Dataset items
* * * *

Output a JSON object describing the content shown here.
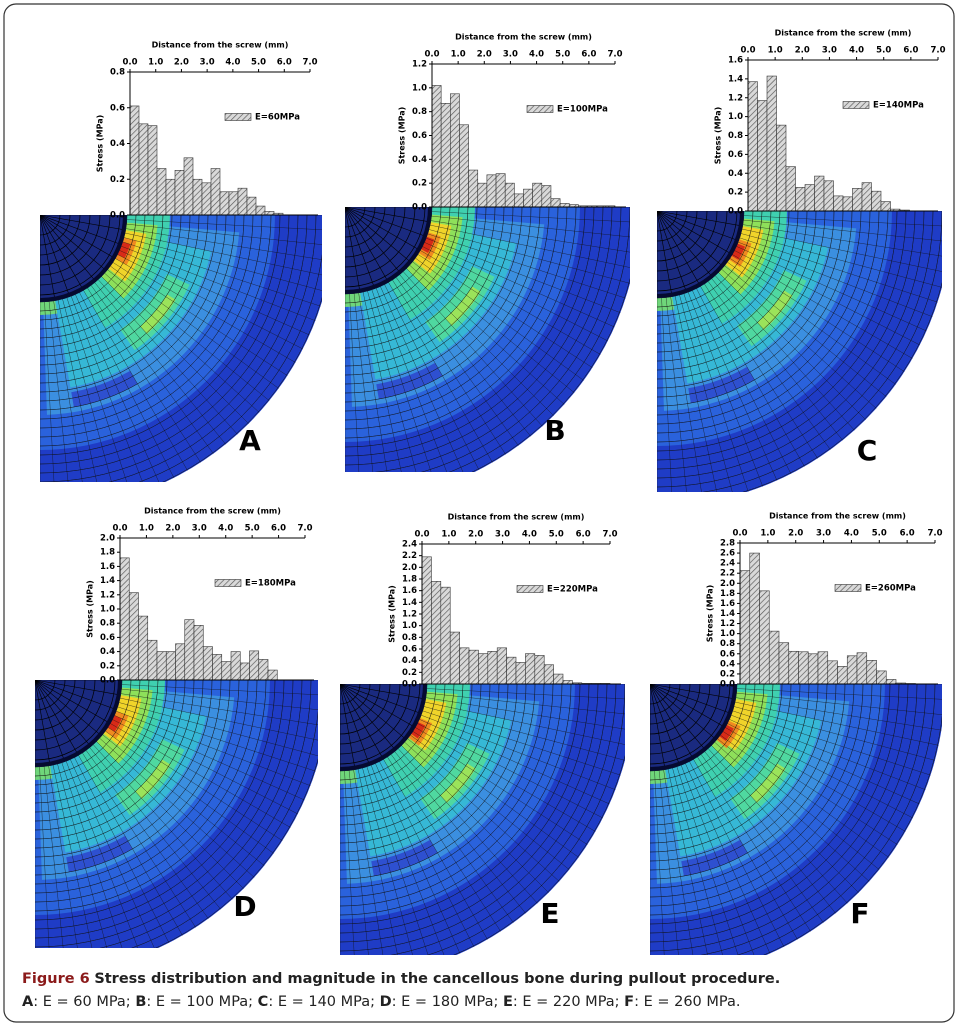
{
  "chart_data": [
    {
      "type": "histogram",
      "panel_label": "A",
      "title": "Distance from the screw (mm)",
      "y_label": "Stress (MPa)",
      "bins": [
        0,
        0.35,
        0.7,
        1.05,
        1.4,
        1.75,
        2.1,
        2.45,
        2.8,
        3.15,
        3.5,
        3.85,
        4.2,
        4.55,
        4.9,
        5.25,
        5.6,
        5.95,
        6.3,
        6.65,
        7.0
      ],
      "series": [
        {
          "name": "E=60MPa",
          "color": "#bdbdbd",
          "values": [
            0.61,
            0.51,
            0.5,
            0.26,
            0.2,
            0.25,
            0.32,
            0.2,
            0.18,
            0.26,
            0.13,
            0.13,
            0.15,
            0.1,
            0.05,
            0.02,
            0.01,
            0,
            0,
            0
          ]
        }
      ],
      "xlim": [
        0,
        7
      ],
      "xticks": [
        {
          "value": 0,
          "label": "0.0"
        },
        {
          "value": 1,
          "label": "1.0"
        },
        {
          "value": 2,
          "label": "2.0"
        },
        {
          "value": 3,
          "label": "3.0"
        },
        {
          "value": 4,
          "label": "4.0"
        },
        {
          "value": 5,
          "label": "5.0"
        },
        {
          "value": 6,
          "label": "6.0"
        },
        {
          "value": 7,
          "label": "7.0"
        }
      ],
      "ylim": [
        0,
        0.8
      ],
      "yticks": [
        {
          "value": 0,
          "label": "0.0"
        },
        0.2,
        0.4,
        0.6,
        0.8
      ]
    },
    {
      "type": "histogram",
      "panel_label": "B",
      "title": "Distance from the screw (mm)",
      "y_label": "Stress (MPa)",
      "bins": [
        0,
        0.35,
        0.7,
        1.05,
        1.4,
        1.75,
        2.1,
        2.45,
        2.8,
        3.15,
        3.5,
        3.85,
        4.2,
        4.55,
        4.9,
        5.25,
        5.6,
        5.95,
        6.3,
        6.65,
        7.0
      ],
      "series": [
        {
          "name": "E=100MPa",
          "color": "#bdbdbd",
          "values": [
            1.02,
            0.87,
            0.95,
            0.69,
            0.31,
            0.2,
            0.27,
            0.28,
            0.2,
            0.11,
            0.15,
            0.2,
            0.18,
            0.07,
            0.03,
            0.02,
            0.01,
            0.01,
            0.01,
            0.01
          ]
        }
      ],
      "xlim": [
        0,
        7
      ],
      "xticks": [
        {
          "value": 0,
          "label": "0.0"
        },
        {
          "value": 1,
          "label": "1.0"
        },
        {
          "value": 2,
          "label": "2.0"
        },
        {
          "value": 3,
          "label": "3.0"
        },
        {
          "value": 4,
          "label": "4.0"
        },
        {
          "value": 5,
          "label": "5.0"
        },
        {
          "value": 6,
          "label": "6.0"
        },
        {
          "value": 7,
          "label": "7.0"
        }
      ],
      "ylim": [
        0,
        1.2
      ],
      "yticks": [
        {
          "value": 0,
          "label": "0.0"
        },
        0.2,
        0.4,
        0.6,
        0.8,
        {
          "value": 1,
          "label": "1.0"
        },
        1.2
      ]
    },
    {
      "type": "histogram",
      "panel_label": "C",
      "title": "Distance from the screw (mm)",
      "y_label": "Stress (MPa)",
      "bins": [
        0,
        0.35,
        0.7,
        1.05,
        1.4,
        1.75,
        2.1,
        2.45,
        2.8,
        3.15,
        3.5,
        3.85,
        4.2,
        4.55,
        4.9,
        5.25,
        5.6,
        5.95,
        6.3,
        6.65,
        7.0
      ],
      "series": [
        {
          "name": "E=140MPa",
          "color": "#bdbdbd",
          "values": [
            1.37,
            1.17,
            1.43,
            0.91,
            0.47,
            0.25,
            0.28,
            0.37,
            0.32,
            0.16,
            0.15,
            0.24,
            0.3,
            0.21,
            0.1,
            0.02,
            0.01,
            0,
            0,
            0
          ]
        }
      ],
      "xlim": [
        0,
        7
      ],
      "xticks": [
        {
          "value": 0,
          "label": "0.0"
        },
        {
          "value": 1,
          "label": "1.0"
        },
        {
          "value": 2,
          "label": "2.0"
        },
        {
          "value": 3,
          "label": "3.0"
        },
        {
          "value": 4,
          "label": "4.0"
        },
        {
          "value": 5,
          "label": "5.0"
        },
        {
          "value": 6,
          "label": "6.0"
        },
        {
          "value": 7,
          "label": "7.0"
        }
      ],
      "ylim": [
        0,
        1.6
      ],
      "yticks": [
        {
          "value": 0,
          "label": "0.0"
        },
        0.2,
        0.4,
        0.6,
        0.8,
        {
          "value": 1,
          "label": "1.0"
        },
        1.2,
        1.4,
        1.6
      ]
    },
    {
      "type": "histogram",
      "panel_label": "D",
      "title": "Distance from the screw (mm)",
      "y_label": "Stress (MPa)",
      "bins": [
        0,
        0.35,
        0.7,
        1.05,
        1.4,
        1.75,
        2.1,
        2.45,
        2.8,
        3.15,
        3.5,
        3.85,
        4.2,
        4.55,
        4.9,
        5.25,
        5.6,
        5.95,
        6.3,
        6.65,
        7.0
      ],
      "series": [
        {
          "name": "E=180MPa",
          "color": "#bdbdbd",
          "values": [
            1.72,
            1.23,
            0.9,
            0.56,
            0.4,
            0.4,
            0.51,
            0.85,
            0.77,
            0.47,
            0.36,
            0.26,
            0.4,
            0.24,
            0.41,
            0.29,
            0.14,
            0,
            0,
            0
          ]
        }
      ],
      "xlim": [
        0,
        7
      ],
      "xticks": [
        {
          "value": 0,
          "label": "0.0"
        },
        {
          "value": 1,
          "label": "1.0"
        },
        {
          "value": 2,
          "label": "2.0"
        },
        {
          "value": 3,
          "label": "3.0"
        },
        {
          "value": 4,
          "label": "4.0"
        },
        {
          "value": 5,
          "label": "5.0"
        },
        {
          "value": 6,
          "label": "6.0"
        },
        {
          "value": 7,
          "label": "7.0"
        }
      ],
      "ylim": [
        0,
        2
      ],
      "yticks": [
        {
          "value": 0,
          "label": "0.0"
        },
        0.2,
        0.4,
        0.6,
        0.8,
        {
          "value": 1,
          "label": "1.0"
        },
        1.2,
        1.4,
        1.6,
        1.8,
        {
          "value": 2,
          "label": "2.0"
        }
      ]
    },
    {
      "type": "histogram",
      "panel_label": "E",
      "title": "Distance from the screw (mm)",
      "y_label": "Stress (MPa)",
      "bins": [
        0,
        0.35,
        0.7,
        1.05,
        1.4,
        1.75,
        2.1,
        2.45,
        2.8,
        3.15,
        3.5,
        3.85,
        4.2,
        4.55,
        4.9,
        5.25,
        5.6,
        5.95,
        6.3,
        6.65,
        7.0
      ],
      "series": [
        {
          "name": "E=220MPa",
          "color": "#bdbdbd",
          "values": [
            2.18,
            1.76,
            1.66,
            0.89,
            0.62,
            0.58,
            0.52,
            0.56,
            0.62,
            0.46,
            0.37,
            0.52,
            0.49,
            0.33,
            0.17,
            0.06,
            0.02,
            0.01,
            0.01,
            0.01
          ]
        }
      ],
      "xlim": [
        0,
        7
      ],
      "xticks": [
        {
          "value": 0,
          "label": "0.0"
        },
        {
          "value": 1,
          "label": "1.0"
        },
        {
          "value": 2,
          "label": "2.0"
        },
        {
          "value": 3,
          "label": "3.0"
        },
        {
          "value": 4,
          "label": "4.0"
        },
        {
          "value": 5,
          "label": "5.0"
        },
        {
          "value": 6,
          "label": "6.0"
        },
        {
          "value": 7,
          "label": "7.0"
        }
      ],
      "ylim": [
        0,
        2.4
      ],
      "yticks": [
        {
          "value": 0,
          "label": "0.0"
        },
        0.2,
        0.4,
        0.6,
        0.8,
        {
          "value": 1,
          "label": "1.0"
        },
        1.2,
        1.4,
        1.6,
        1.8,
        {
          "value": 2,
          "label": "2.0"
        },
        2.2,
        2.4
      ]
    },
    {
      "type": "histogram",
      "panel_label": "F",
      "title": "Distance from the screw (mm)",
      "y_label": "Stress (MPa)",
      "bins": [
        0,
        0.35,
        0.7,
        1.05,
        1.4,
        1.75,
        2.1,
        2.45,
        2.8,
        3.15,
        3.5,
        3.85,
        4.2,
        4.55,
        4.9,
        5.25,
        5.6,
        5.95,
        6.3,
        6.65,
        7.0
      ],
      "series": [
        {
          "name": "E=260MPa",
          "color": "#bdbdbd",
          "values": [
            2.25,
            2.6,
            1.85,
            1.05,
            0.82,
            0.65,
            0.64,
            0.6,
            0.64,
            0.46,
            0.35,
            0.56,
            0.62,
            0.47,
            0.26,
            0.09,
            0.02,
            0.01,
            0,
            0
          ]
        }
      ],
      "xlim": [
        0,
        7
      ],
      "xticks": [
        {
          "value": 0,
          "label": "0.0"
        },
        {
          "value": 1,
          "label": "1.0"
        },
        {
          "value": 2,
          "label": "2.0"
        },
        {
          "value": 3,
          "label": "3.0"
        },
        {
          "value": 4,
          "label": "4.0"
        },
        {
          "value": 5,
          "label": "5.0"
        },
        {
          "value": 6,
          "label": "6.0"
        },
        {
          "value": 7,
          "label": "7.0"
        }
      ],
      "ylim": [
        0,
        2.8
      ],
      "yticks": [
        {
          "value": 0,
          "label": "0.0"
        },
        0.2,
        0.4,
        0.6,
        0.8,
        {
          "value": 1,
          "label": "1.0"
        },
        1.2,
        1.4,
        1.6,
        1.8,
        {
          "value": 2,
          "label": "2.0"
        },
        2.2,
        2.4,
        2.6,
        2.8
      ]
    }
  ],
  "caption": {
    "label": "Figure 6",
    "title": "Stress distribution and magnitude in the cancellous bone during pullout procedure.",
    "items": [
      {
        "key": "A",
        "text": ": E = 60 MPa;"
      },
      {
        "key": "B",
        "text": ": E = 100 MPa;"
      },
      {
        "key": "C",
        "text": ": E = 140 MPa;"
      },
      {
        "key": "D",
        "text": ": E = 180 MPa;"
      },
      {
        "key": "E",
        "text": ": E = 220 MPa;"
      },
      {
        "key": "F",
        "text": ": E = 260 MPa."
      }
    ]
  }
}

* * * *

(Direction):
Return all lines with the word "name" in them.

(Output below):
          "name": "E=60MPa",
          "name": "E=100MPa",
          "name": "E=140MPa",
          "name": "E=180MPa",
          "name": "E=220MPa",
          "name": "E=260MPa",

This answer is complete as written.